For each line in the data below that holds "Flora", return a copy.

== Items

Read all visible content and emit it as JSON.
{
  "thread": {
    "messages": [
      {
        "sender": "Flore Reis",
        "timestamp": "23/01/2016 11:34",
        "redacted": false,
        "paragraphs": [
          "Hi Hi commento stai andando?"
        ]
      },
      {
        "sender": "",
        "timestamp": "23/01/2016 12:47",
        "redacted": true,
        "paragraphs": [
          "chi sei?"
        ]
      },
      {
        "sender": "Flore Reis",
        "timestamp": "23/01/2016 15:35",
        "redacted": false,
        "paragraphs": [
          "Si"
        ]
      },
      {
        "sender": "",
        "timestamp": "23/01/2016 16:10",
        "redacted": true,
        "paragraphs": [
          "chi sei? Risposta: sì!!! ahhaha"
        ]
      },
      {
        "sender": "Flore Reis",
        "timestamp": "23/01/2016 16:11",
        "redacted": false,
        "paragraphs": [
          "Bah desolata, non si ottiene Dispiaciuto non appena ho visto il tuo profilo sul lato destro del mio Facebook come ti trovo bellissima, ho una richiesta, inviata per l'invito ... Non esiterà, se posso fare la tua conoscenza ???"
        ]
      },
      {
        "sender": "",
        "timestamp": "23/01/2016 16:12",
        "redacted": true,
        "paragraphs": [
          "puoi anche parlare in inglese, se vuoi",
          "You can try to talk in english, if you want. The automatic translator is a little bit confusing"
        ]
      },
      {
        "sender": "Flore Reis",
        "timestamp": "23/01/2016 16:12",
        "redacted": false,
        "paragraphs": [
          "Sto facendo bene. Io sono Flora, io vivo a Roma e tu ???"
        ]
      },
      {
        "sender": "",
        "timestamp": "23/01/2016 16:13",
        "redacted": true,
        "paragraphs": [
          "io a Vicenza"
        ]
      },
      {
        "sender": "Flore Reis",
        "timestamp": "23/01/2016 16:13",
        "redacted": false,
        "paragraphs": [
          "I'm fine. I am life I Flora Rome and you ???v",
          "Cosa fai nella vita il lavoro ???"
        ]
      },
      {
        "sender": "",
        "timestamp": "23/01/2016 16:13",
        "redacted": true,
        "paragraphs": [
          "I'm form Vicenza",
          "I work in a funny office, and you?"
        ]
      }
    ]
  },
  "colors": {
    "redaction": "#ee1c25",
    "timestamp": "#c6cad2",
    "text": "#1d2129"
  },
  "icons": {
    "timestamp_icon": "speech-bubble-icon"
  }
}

====

--- Complete answer ---
          "Sto facendo bene. Io sono Flora, io vivo a Roma e tu ???"
          "I'm fine. I am life I Flora Rome and you ???v",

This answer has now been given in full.